Items from a dataset
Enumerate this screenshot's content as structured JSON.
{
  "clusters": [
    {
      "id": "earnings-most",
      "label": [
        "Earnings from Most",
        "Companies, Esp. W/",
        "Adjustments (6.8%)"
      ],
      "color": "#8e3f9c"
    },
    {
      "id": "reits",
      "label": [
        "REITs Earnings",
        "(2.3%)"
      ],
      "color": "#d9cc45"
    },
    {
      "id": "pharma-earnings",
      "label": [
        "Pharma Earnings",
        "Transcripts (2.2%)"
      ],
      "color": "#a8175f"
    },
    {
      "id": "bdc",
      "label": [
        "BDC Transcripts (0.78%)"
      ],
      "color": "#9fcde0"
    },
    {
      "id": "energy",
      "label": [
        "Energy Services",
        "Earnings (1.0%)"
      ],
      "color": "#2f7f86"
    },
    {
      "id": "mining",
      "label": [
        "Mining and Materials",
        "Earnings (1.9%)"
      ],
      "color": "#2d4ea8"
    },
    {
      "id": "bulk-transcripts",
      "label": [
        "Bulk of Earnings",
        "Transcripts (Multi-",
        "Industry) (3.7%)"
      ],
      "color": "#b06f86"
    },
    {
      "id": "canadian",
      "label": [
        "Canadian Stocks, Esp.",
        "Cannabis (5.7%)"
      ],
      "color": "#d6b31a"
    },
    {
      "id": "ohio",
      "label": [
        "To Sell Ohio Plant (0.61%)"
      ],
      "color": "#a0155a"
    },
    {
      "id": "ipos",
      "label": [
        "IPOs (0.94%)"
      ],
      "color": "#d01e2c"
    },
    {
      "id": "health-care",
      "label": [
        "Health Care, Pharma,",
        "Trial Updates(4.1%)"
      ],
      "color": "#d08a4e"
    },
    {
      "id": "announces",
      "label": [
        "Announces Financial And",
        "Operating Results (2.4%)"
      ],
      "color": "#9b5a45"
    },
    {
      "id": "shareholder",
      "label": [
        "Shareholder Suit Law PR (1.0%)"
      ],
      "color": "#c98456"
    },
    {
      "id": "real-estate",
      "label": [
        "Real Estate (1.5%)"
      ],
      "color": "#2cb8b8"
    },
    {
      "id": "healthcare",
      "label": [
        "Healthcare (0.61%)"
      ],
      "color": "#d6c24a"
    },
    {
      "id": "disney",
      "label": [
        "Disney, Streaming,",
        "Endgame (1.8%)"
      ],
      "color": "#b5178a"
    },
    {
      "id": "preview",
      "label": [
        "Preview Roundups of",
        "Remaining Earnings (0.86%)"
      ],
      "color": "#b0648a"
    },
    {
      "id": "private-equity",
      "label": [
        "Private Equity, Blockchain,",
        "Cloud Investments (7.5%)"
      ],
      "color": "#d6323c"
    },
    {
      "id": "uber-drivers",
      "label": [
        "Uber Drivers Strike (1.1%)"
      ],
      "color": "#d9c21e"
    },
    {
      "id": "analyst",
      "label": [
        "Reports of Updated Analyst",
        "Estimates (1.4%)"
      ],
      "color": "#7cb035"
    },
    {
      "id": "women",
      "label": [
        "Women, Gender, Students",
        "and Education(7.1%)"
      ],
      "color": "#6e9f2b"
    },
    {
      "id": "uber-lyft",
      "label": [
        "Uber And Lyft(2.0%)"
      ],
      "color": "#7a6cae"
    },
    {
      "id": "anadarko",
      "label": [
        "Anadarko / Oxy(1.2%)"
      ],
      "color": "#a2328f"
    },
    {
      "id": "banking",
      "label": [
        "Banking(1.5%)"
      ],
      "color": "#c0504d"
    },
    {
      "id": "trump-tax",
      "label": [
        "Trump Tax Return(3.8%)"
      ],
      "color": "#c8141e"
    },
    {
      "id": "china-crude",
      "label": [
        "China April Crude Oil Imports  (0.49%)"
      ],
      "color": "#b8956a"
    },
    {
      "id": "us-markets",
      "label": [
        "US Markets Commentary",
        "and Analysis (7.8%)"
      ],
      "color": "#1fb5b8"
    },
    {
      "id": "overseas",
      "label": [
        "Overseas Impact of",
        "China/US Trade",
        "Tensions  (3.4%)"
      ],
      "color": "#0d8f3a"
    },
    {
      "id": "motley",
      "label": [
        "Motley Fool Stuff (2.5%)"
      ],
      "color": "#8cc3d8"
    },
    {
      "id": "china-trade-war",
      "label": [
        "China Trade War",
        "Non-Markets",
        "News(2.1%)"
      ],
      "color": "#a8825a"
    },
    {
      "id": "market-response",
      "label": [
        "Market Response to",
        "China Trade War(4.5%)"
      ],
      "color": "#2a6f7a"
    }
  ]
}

Work to do:
Reproduce each record shown above without altering a single word.

Output of the task:
Enumerate this screenshot's content as structured JSON.
{
  "clusters": [
    {
      "id": "earnings-most",
      "label": [
        "Earnings from Most",
        "Companies, Esp. W/",
        "Adjustments (6.8%)"
      ],
      "color": "#8e3f9c"
    },
    {
      "id": "reits",
      "label": [
        "REITs Earnings",
        "(2.3%)"
      ],
      "color": "#d9cc45"
    },
    {
      "id": "pharma-earnings",
      "label": [
        "Pharma Earnings",
        "Transcripts (2.2%)"
      ],
      "color": "#a8175f"
    },
    {
      "id": "bdc",
      "label": [
        "BDC Transcripts (0.78%)"
      ],
      "color": "#9fcde0"
    },
    {
      "id": "energy",
      "label": [
        "Energy Services",
        "Earnings (1.0%)"
      ],
      "color": "#2f7f86"
    },
    {
      "id": "mining",
      "label": [
        "Mining and Materials",
        "Earnings (1.9%)"
      ],
      "color": "#2d4ea8"
    },
    {
      "id": "bulk-transcripts",
      "label": [
        "Bulk of Earnings",
        "Transcripts (Multi-",
        "Industry) (3.7%)"
      ],
      "color": "#b06f86"
    },
    {
      "id": "canadian",
      "label": [
        "Canadian Stocks, Esp.",
        "Cannabis (5.7%)"
      ],
      "color": "#d6b31a"
    },
    {
      "id": "ohio",
      "label": [
        "To Sell Ohio Plant (0.61%)"
      ],
      "color": "#a0155a"
    },
    {
      "id": "ipos",
      "label": [
        "IPOs (0.94%)"
      ],
      "color": "#d01e2c"
    },
    {
      "id": "health-care",
      "label": [
        "Health Care, Pharma,",
        "Trial Updates(4.1%)"
      ],
      "color": "#d08a4e"
    },
    {
      "id": "announces",
      "label": [
        "Announces Financial And",
        "Operating Results (2.4%)"
      ],
      "color": "#9b5a45"
    },
    {
      "id": "shareholder",
      "label": [
        "Shareholder Suit Law PR (1.0%)"
      ],
      "color": "#c98456"
    },
    {
      "id": "real-estate",
      "label": [
        "Real Estate (1.5%)"
      ],
      "color": "#2cb8b8"
    },
    {
      "id": "healthcare",
      "label": [
        "Healthcare (0.61%)"
      ],
      "color": "#d6c24a"
    },
    {
      "id": "disney",
      "label": [
        "Disney, Streaming,",
        "Endgame (1.8%)"
      ],
      "color": "#b5178a"
    },
    {
      "id": "preview",
      "label": [
        "Preview Roundups of",
        "Remaining Earnings (0.86%)"
      ],
      "color": "#b0648a"
    },
    {
      "id": "private-equity",
      "label": [
        "Private Equity, Blockchain,",
        "Cloud Investments (7.5%)"
      ],
      "color": "#d6323c"
    },
    {
      "id": "uber-drivers",
      "label": [
        "Uber Drivers Strike (1.1%)"
      ],
      "color": "#d9c21e"
    },
    {
      "id": "analyst",
      "label": [
        "Reports of Updated Analyst",
        "Estimates (1.4%)"
      ],
      "color": "#7cb035"
    },
    {
      "id": "women",
      "label": [
        "Women, Gender, Students",
        "and Education(7.1%)"
      ],
      "color": "#6e9f2b"
    },
    {
      "id": "uber-lyft",
      "label": [
        "Uber And Lyft(2.0%)"
      ],
      "color": "#7a6cae"
    },
    {
      "id": "anadarko",
      "label": [
        "Anadarko / Oxy(1.2%)"
      ],
      "color": "#a2328f"
    },
    {
      "id": "banking",
      "label": [
        "Banking(1.5%)"
      ],
      "color": "#c0504d"
    },
    {
      "id": "trump-tax",
      "label": [
        "Trump Tax Return(3.8%)"
      ],
      "color": "#c8141e"
    },
    {
      "id": "china-crude",
      "label": [
        "China April Crude Oil Imports  (0.49%)"
      ],
      "color": "#b8956a"
    },
    {
      "id": "us-markets",
      "label": [
        "US Markets Commentary",
        "and Analysis (7.8%)"
      ],
      "color": "#1fb5b8"
    },
    {
      "id": "overseas",
      "label": [
        "Overseas Impact of",
        "China/US Trade",
        "Tensions  (3.4%)"
      ],
      "color": "#0d8f3a"
    },
    {
      "id": "motley",
      "label": [
        "Motley Fool Stuff (2.5%)"
      ],
      "color": "#8cc3d8"
    },
    {
      "id": "china-trade-war",
      "label": [
        "China Trade War",
        "Non-Markets",
        "News(2.1%)"
      ],
      "color": "#a8825a"
    },
    {
      "id": "market-response",
      "label": [
        "Market Response to",
        "China Trade War(4.5%)"
      ],
      "color": "#2a6f7a"
    }
  ]
}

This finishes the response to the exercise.